Ejercicio escrito 1 | Presenta como lista numerada las líneas de los registros que van desde la que contiene "sidebar-item-messages[interactable]: 2 Mesajlar" hasta la que contiene "follow-plus-icon[interactable]: + (827, 418, 841, 432)", ambas incluidas, y omite las líneas en blanco.

Extracto de la página |
Predicación de las Siete Palabras Semana Santa 2016

LAS SIETE PALABRAS:
I PALABRA: PADRE, PERDÓNALES, QUE NO SABEN LO QUE HACEN
II PALABRA:
EN VERDAD TE DIGO: HOY ESTARÁS CONMIGO EN EL PARAÍSO
III PALABRA:
MUJER, HE AHÍ A TU HIJO, HE AHÍ A TU MADRE
IV
PALABRA: DIOS MÍO, DIOS
MÍO ¿POR QUÉ ME HAS ABANDONADO?
V PALABRA;
TENGO SED
VI PALABRA:
TODO ESTÁ CONSUMADO
VII PALABRA:
PADRE, EN TUS MANOS ENCOMIENDO MI ESPÍRITU
I
PALABRA:
PADRE,
PERDÓNALES, QUE NO SABEN LO QUE HACEN.
(Lucas 23,34)
"Cuando
llegaron al lugar llamado Calvario, le crucificaron allí, y a los dos
malhechores, uno a la derecha y otro a la izquierda. Jesús decía: Padre, perdónalos, porque no saben lo que
hacen. Dividiendo sus vestidos, echaron suerte sobre ellos. El pueblo
estaba allí mirando, y los gobernantes mismos se burlaban, diciendo: A otros
salvó; sálvese a sí mismo si es el Mesías de Dios, el Elegido. Y le escarnecían
también los soldados, que se acercaban a Él ofreciéndole vinagre y diciendo: ‘Si
eres el rey de los judíos, sálvate a ti mismo’. Había también una inscripción
sobre Él: Este es el rey de los judíos (Lc
23, 33-38)".
REFLEXIÓN: Nos
encontramos ante la Palabra de perdón.
En
una oportunidad Pedro le había preguntado a Jesús si se debía perdonar hasta
siete veces a quien le hubiera ofendido. Probablemente él pensaba que era una
posición acorde con las enseñanzas del Maestro. Seguramente se sorprendieron
todos los que lo escuchaban cuando Él les dijo que ‘setenta veces siete’. Y
seguramente, también, ninguno se atrevió a hacer planteamientos de desacuerdo,
no porque hubieran captado íntegramente la instrucción, sino porque Jesús les
explicó con un ejemplo (Mateo 18, 21-22)…
Sin
embargo, para ejemplos, el propio… Había llegado el momento de la ‘práctica
final’ para Jesús. Llevaba tres años explicando las Escrituras a este pueblo
que llevaba cientos de años tratando de caminar según la Ley de Dios. El Hijo
de Dios se presenta y comienza a hablar de una manera novedosa y a explicar un
sentido nuevo –pero congruente- para cuanto decía la Ley. Muchos se habían
sentido afectados -especialmente los poderosos de la fe- por cada palabra y
gesto de quien se proclamaba el Mesías de Dios. La Cruz había hecho presente ‘el momento de Jesús’. Un momento que
ninguna persona querría protagonizar.

Ejercicio escrito 2 | Copia del texto de las Siete Palabras todo lo que va desde "Predicación de las" hasta "ME HAS ABANDONADO?", sustituyendo "PARAÍSO" por "CIELO".

Datos proporcionados |
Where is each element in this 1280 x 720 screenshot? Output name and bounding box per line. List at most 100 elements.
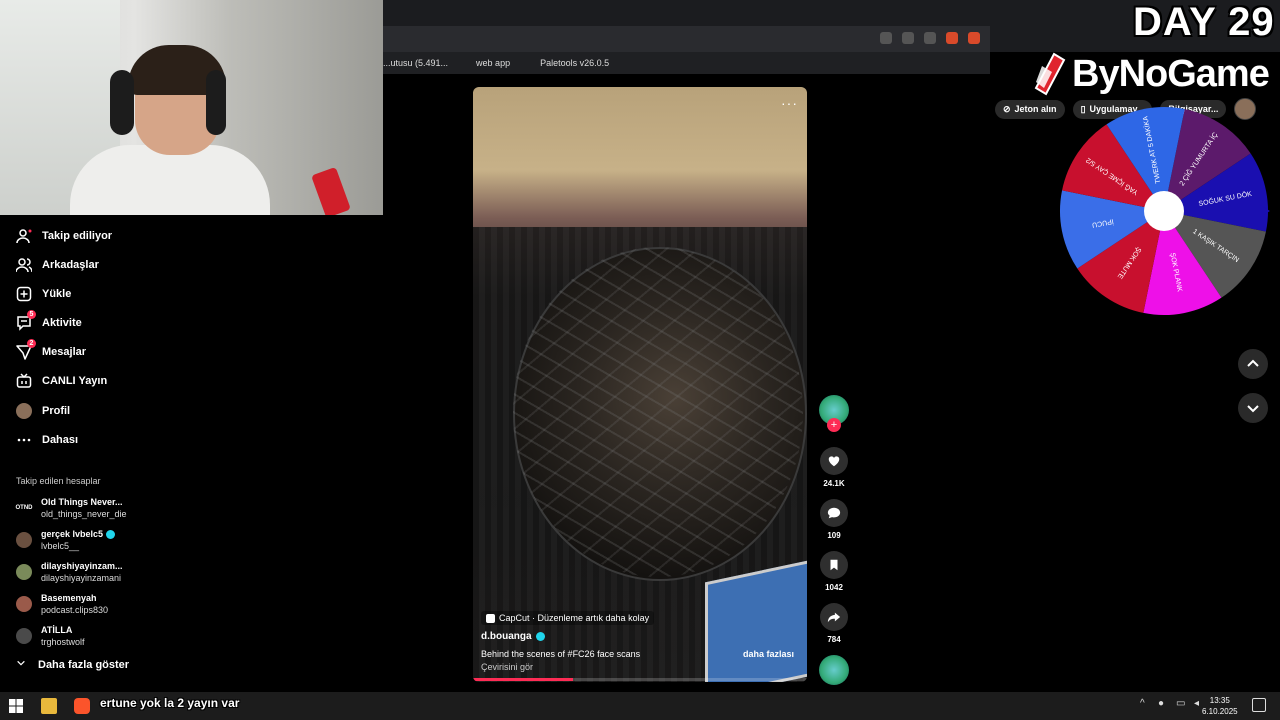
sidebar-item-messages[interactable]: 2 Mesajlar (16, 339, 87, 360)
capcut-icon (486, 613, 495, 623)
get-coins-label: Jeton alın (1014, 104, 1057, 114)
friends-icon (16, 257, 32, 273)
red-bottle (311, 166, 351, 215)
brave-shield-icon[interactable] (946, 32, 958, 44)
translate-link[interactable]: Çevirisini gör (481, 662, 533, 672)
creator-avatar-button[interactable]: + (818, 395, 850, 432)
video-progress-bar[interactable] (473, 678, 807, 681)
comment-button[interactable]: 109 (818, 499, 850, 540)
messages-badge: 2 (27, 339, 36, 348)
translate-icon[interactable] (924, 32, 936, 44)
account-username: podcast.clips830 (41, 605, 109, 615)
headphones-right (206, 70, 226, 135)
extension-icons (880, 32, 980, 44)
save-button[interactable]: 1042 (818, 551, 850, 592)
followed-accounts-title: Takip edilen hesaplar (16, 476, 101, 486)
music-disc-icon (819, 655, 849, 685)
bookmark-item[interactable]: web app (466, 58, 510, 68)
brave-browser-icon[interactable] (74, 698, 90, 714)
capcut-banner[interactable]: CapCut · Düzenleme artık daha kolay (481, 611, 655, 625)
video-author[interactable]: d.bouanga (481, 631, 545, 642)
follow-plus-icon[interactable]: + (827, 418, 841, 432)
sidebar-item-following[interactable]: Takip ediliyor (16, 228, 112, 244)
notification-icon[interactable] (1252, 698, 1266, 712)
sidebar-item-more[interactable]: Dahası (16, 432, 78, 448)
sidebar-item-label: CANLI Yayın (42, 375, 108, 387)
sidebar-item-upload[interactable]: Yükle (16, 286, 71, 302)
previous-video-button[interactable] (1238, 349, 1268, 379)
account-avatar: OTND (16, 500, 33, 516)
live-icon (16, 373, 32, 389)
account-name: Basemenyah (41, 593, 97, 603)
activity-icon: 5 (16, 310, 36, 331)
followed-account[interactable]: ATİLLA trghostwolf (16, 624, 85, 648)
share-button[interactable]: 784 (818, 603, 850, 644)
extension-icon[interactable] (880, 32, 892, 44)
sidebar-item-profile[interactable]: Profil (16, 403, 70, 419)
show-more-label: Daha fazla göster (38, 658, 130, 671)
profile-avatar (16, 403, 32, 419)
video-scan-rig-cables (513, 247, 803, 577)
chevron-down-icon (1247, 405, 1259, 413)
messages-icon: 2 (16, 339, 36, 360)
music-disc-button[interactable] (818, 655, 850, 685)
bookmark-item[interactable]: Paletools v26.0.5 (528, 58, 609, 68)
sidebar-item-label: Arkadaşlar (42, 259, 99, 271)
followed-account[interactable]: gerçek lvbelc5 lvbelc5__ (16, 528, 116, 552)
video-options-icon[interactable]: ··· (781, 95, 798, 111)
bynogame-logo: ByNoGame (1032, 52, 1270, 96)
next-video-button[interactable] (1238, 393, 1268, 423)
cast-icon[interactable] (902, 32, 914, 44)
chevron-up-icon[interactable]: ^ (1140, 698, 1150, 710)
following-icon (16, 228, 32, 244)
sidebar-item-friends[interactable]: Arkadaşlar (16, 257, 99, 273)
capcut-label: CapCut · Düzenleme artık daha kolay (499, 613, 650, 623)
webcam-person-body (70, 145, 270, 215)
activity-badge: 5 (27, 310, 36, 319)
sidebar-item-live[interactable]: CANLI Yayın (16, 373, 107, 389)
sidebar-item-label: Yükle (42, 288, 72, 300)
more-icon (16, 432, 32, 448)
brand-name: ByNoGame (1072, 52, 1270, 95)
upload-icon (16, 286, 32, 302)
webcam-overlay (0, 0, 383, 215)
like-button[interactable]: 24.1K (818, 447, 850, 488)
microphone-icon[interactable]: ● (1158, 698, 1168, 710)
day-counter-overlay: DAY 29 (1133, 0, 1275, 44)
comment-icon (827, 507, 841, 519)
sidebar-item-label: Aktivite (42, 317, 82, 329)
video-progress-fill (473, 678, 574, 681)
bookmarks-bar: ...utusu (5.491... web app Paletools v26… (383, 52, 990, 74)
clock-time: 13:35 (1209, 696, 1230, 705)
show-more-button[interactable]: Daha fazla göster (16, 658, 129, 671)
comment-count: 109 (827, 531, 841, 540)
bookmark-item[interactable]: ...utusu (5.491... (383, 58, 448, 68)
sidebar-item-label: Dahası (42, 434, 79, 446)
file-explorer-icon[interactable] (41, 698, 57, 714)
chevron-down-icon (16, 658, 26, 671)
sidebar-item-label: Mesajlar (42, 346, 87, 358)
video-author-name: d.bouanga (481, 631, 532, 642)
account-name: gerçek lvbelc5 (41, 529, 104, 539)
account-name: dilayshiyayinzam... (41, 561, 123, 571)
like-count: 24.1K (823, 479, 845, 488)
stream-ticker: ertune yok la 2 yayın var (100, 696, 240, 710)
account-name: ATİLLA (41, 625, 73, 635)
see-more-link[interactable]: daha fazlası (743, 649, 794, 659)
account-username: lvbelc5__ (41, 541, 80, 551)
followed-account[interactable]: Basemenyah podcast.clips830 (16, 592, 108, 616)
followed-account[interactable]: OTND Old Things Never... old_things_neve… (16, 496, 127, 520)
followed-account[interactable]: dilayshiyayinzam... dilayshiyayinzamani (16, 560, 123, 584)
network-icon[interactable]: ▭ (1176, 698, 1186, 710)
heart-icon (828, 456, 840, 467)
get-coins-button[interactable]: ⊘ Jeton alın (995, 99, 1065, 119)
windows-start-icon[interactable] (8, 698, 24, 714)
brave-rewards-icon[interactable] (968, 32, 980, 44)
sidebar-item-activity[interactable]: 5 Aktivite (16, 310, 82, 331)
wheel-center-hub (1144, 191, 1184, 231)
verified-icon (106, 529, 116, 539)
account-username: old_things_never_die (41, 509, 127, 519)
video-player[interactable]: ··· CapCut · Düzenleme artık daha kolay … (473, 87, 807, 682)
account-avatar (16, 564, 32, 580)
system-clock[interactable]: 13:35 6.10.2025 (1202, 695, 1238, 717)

Respuesta desarrollada 1 |
1. sidebar-item-messages[interactable]: 2 Mesajlar (16, 339, 87, 360)
2. capcut-icon (486, 613, 495, 623)
3. get-coins-label: Jeton alın (1014, 104, 1057, 114)
4. friends-icon (16, 257, 32, 273)
5. red-bottle (311, 166, 351, 215)
6. brave-shield-icon[interactable] (946, 32, 958, 44)
7. translate-link[interactable]: Çevirisini gör (481, 662, 533, 672)
8. creator-avatar-button[interactable]: + (818, 395, 850, 432)
9. video-progress-bar[interactable] (473, 678, 807, 681)
10. comment-button[interactable]: 109 (818, 499, 850, 540)
11. messages-badge: 2 (27, 339, 36, 348)
12. translate-icon[interactable] (924, 32, 936, 44)
13. account-username: podcast.clips830 (41, 605, 109, 615)
14. headphones-right (206, 70, 226, 135)
15. extension-icons (880, 32, 980, 44)
16. save-button[interactable]: 1042 (818, 551, 850, 592)
17. followed-accounts-title: Takip edilen hesaplar (16, 476, 101, 486)
18. music-disc-icon (819, 655, 849, 685)
19. bookmark-item[interactable]: web app (466, 58, 510, 68)
20. brave-browser-icon[interactable] (74, 698, 90, 714)
21. capcut-banner[interactable]: CapCut · Düzenleme artık daha kolay (481, 611, 655, 625)
22. video-author[interactable]: d.bouanga (481, 631, 545, 642)
23. follow-plus-icon[interactable]: + (827, 418, 841, 432)

Respuesta desarrollada 2 |
Predicación de las Siete Palabras Semana Santa 2016

LAS SIETE PALABRAS:
I PALABRA: PADRE, PERDÓNALES, QUE NO SABEN LO QUE HACEN
II PALABRA:
EN VERDAD TE DIGO: HOY ESTARÁS CONMIGO EN EL CIELO
III PALABRA:
MUJER, HE AHÍ A TU HIJO, HE AHÍ A TU MADRE
IV
PALABRA: DIOS MÍO, DIOS
MÍO ¿POR QUÉ ME HAS ABANDONADO?